━━━ Supplied data ━━━

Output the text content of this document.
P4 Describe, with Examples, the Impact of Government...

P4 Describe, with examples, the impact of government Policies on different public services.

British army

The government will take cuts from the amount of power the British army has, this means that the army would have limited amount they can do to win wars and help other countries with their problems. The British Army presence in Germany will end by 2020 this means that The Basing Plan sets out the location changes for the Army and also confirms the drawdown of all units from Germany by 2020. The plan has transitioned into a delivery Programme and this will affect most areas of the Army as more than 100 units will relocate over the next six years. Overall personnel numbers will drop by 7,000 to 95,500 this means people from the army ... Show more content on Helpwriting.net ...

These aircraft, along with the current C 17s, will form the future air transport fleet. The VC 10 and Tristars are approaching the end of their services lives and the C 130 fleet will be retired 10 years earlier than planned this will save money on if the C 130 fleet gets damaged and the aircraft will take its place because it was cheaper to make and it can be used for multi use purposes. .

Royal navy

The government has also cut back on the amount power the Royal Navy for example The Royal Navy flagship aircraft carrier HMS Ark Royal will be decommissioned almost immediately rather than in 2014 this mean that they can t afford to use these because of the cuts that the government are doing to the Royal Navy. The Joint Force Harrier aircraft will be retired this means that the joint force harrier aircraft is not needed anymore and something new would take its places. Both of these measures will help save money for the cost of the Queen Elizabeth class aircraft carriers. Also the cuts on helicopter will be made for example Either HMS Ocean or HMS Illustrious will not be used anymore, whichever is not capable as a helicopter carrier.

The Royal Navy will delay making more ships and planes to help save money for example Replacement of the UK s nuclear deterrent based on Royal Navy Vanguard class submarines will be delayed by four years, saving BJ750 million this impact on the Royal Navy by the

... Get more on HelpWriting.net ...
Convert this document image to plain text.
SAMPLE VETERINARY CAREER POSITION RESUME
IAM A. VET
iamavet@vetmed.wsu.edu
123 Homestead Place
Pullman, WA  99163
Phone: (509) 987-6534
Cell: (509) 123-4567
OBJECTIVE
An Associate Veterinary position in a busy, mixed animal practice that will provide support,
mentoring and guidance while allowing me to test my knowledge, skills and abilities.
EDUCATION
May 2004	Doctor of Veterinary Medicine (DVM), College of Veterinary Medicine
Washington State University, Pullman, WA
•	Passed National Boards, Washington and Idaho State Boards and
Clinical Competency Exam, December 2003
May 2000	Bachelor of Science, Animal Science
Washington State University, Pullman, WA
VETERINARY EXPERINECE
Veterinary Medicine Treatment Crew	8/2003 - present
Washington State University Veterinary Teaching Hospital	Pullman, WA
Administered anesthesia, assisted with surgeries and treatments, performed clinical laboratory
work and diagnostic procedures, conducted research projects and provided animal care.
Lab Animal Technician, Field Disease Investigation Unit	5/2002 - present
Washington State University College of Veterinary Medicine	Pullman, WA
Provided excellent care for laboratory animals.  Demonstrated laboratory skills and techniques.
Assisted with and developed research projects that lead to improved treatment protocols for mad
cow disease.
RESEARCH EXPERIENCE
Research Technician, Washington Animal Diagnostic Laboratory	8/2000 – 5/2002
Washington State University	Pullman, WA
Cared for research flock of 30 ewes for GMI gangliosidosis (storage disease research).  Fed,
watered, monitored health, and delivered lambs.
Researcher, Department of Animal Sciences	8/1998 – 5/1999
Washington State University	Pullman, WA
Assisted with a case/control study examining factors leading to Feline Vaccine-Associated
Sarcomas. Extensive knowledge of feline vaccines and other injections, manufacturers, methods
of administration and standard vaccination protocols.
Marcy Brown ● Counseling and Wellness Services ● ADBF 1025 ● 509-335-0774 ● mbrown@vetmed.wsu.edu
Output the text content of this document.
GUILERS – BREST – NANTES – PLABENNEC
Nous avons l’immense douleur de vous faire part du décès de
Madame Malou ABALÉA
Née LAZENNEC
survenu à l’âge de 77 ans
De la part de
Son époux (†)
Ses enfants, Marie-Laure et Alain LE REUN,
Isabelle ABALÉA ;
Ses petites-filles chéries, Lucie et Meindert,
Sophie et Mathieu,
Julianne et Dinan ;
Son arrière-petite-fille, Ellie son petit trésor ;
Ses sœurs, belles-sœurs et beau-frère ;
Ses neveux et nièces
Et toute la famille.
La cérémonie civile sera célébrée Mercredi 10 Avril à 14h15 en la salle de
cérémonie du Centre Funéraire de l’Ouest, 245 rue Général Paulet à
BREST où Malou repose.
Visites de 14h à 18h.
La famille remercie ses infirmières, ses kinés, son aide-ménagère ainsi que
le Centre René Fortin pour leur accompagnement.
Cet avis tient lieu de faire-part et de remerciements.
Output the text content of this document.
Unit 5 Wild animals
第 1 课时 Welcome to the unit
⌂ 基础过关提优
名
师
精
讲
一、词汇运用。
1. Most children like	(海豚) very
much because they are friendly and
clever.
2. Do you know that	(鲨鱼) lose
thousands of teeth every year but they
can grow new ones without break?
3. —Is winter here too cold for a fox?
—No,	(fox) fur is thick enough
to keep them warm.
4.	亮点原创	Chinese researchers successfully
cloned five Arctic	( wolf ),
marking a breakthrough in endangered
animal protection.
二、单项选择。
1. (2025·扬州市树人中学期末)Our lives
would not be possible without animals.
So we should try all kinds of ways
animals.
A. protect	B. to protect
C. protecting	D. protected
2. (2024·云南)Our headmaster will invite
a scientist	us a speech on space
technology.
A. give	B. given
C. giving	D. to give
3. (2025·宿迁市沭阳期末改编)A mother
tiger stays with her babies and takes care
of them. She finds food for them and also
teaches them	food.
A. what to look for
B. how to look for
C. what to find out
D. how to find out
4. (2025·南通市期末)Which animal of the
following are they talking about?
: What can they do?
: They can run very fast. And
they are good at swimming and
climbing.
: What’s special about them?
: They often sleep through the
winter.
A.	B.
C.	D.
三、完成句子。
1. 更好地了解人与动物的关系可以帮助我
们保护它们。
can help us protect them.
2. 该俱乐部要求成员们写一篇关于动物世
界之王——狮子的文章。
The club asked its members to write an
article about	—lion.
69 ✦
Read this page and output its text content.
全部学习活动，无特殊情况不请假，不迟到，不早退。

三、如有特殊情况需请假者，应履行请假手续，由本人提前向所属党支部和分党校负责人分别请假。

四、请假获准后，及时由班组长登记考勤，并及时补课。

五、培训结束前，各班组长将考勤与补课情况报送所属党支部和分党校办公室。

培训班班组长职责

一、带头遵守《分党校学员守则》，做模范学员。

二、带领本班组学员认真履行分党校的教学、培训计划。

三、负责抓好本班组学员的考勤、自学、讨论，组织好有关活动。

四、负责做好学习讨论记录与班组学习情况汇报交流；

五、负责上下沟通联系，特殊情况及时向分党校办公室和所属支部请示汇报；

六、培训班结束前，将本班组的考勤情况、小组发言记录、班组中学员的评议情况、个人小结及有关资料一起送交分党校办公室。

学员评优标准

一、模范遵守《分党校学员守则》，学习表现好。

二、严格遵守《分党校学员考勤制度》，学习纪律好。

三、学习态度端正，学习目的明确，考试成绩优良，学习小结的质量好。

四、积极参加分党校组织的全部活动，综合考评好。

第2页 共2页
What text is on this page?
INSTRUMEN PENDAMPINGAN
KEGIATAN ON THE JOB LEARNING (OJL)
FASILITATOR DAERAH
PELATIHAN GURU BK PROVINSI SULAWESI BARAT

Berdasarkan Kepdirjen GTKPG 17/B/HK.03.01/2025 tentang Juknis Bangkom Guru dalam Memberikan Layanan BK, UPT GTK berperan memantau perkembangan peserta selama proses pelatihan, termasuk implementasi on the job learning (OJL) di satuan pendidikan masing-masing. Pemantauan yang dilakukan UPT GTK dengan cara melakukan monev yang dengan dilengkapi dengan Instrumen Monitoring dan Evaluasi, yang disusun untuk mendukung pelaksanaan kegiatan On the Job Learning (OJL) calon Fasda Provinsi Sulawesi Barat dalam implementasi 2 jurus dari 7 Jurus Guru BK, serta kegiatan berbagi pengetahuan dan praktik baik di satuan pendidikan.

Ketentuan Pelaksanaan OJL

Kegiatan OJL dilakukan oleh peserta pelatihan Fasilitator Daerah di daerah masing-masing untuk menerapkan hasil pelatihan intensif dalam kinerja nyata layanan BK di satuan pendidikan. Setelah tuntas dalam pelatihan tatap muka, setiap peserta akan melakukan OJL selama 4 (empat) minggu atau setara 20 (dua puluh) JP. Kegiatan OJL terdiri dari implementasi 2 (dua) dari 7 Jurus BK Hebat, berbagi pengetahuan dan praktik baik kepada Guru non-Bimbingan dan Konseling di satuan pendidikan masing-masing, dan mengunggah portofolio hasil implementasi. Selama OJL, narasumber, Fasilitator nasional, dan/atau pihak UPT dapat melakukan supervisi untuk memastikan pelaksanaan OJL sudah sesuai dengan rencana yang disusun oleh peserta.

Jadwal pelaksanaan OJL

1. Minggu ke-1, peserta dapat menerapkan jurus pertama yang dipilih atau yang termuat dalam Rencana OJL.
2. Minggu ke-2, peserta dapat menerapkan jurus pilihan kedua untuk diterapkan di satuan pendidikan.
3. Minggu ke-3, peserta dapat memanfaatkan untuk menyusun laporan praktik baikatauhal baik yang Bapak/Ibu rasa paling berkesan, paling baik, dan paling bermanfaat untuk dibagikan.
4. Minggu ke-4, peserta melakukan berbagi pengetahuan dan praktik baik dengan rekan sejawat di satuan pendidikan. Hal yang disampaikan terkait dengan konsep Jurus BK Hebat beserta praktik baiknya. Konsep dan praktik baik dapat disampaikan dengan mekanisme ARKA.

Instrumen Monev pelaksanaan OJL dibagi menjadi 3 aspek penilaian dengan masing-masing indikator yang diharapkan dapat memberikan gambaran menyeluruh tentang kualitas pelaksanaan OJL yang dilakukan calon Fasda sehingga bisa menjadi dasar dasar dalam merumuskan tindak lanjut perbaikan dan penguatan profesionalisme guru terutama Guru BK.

━━━

Required work:
Going through the entries above, tally each line that has the word "Medicine". Answer with the number only.

Output below:
3